(Extracts from a graphics dataset)
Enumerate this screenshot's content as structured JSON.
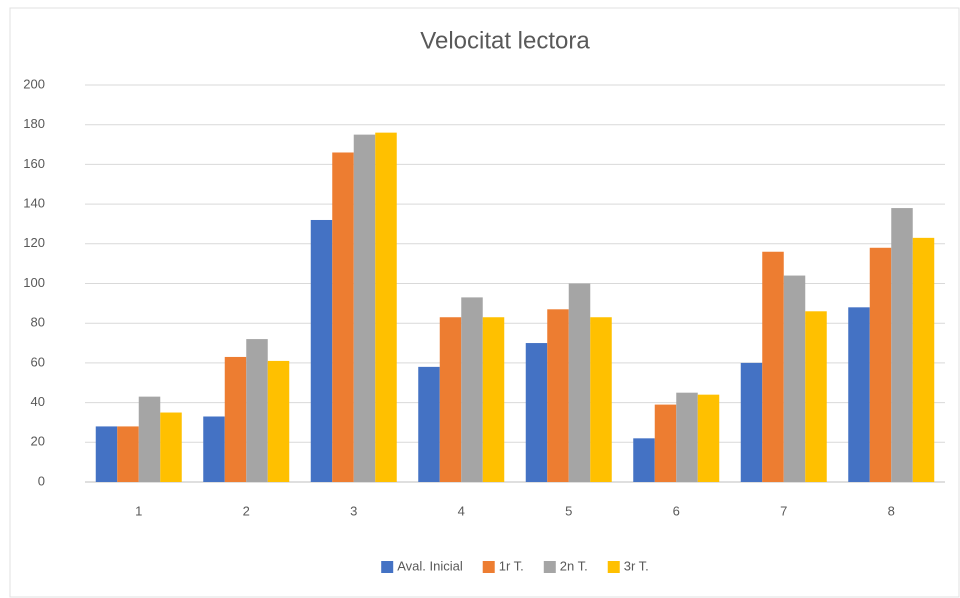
{
  "chart_data": {
    "type": "bar",
    "title": "Velocitat lectora",
    "categories": [
      "1",
      "2",
      "3",
      "4",
      "5",
      "6",
      "7",
      "8"
    ],
    "series": [
      {
        "name": "Aval. Inicial",
        "color": "#4472c4",
        "values": [
          28,
          33,
          132,
          58,
          70,
          22,
          60,
          88
        ]
      },
      {
        "name": "1r T.",
        "color": "#ed7d31",
        "values": [
          28,
          63,
          166,
          83,
          87,
          39,
          116,
          118
        ]
      },
      {
        "name": "2n T.",
        "color": "#a5a5a5",
        "values": [
          43,
          72,
          175,
          93,
          100,
          45,
          104,
          138
        ]
      },
      {
        "name": "3r T.",
        "color": "#ffc000",
        "values": [
          35,
          61,
          176,
          83,
          83,
          44,
          86,
          123
        ]
      }
    ],
    "ylim": [
      0,
      200
    ],
    "yticks": [
      0,
      20,
      40,
      60,
      80,
      100,
      120,
      140,
      160,
      180,
      200
    ],
    "grid": true,
    "legend": "bottom"
  }
}
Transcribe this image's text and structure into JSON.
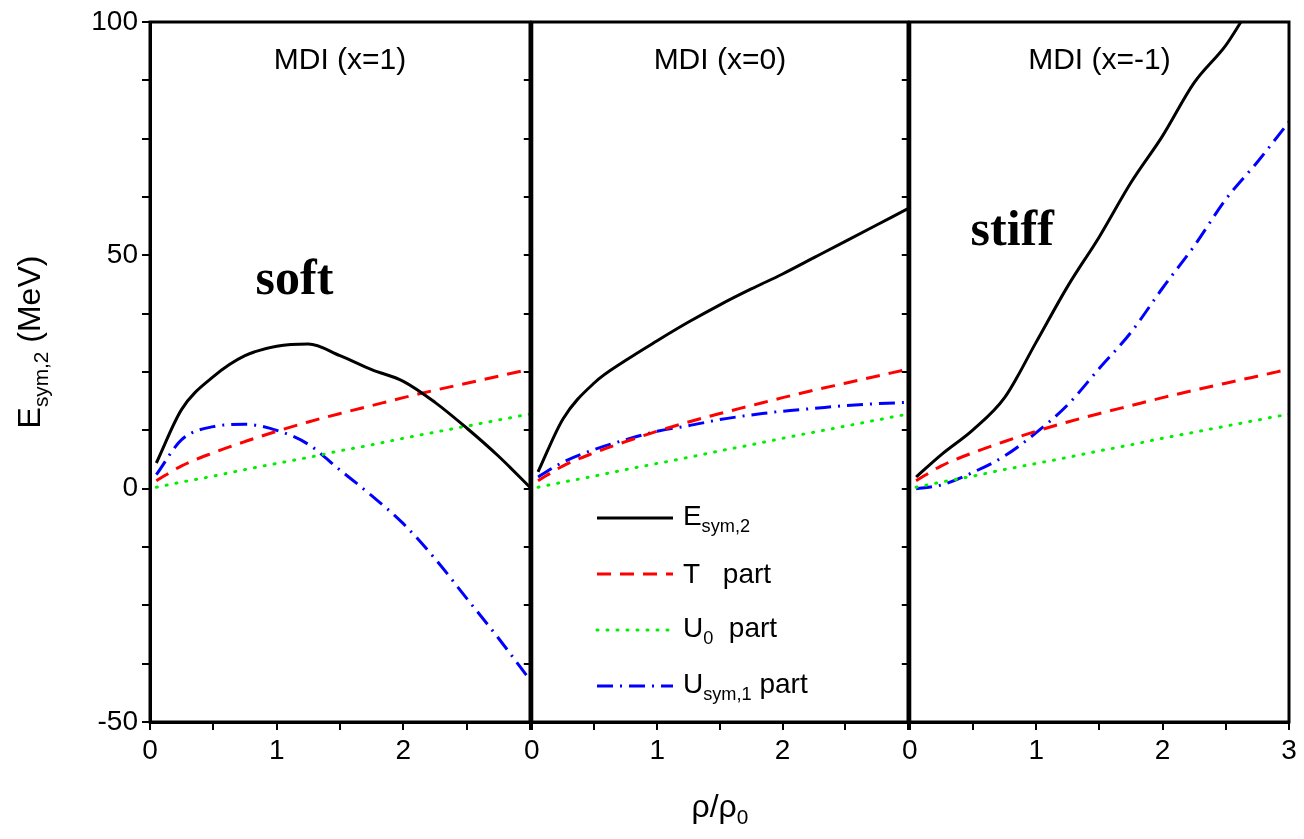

• Task statement
Your task is to gather every line with the word "JSON" and copy it.

• Answer to this problem
Enumerate this screenshot's content as structured JSON.
Transcribe this image's text and structure into JSON.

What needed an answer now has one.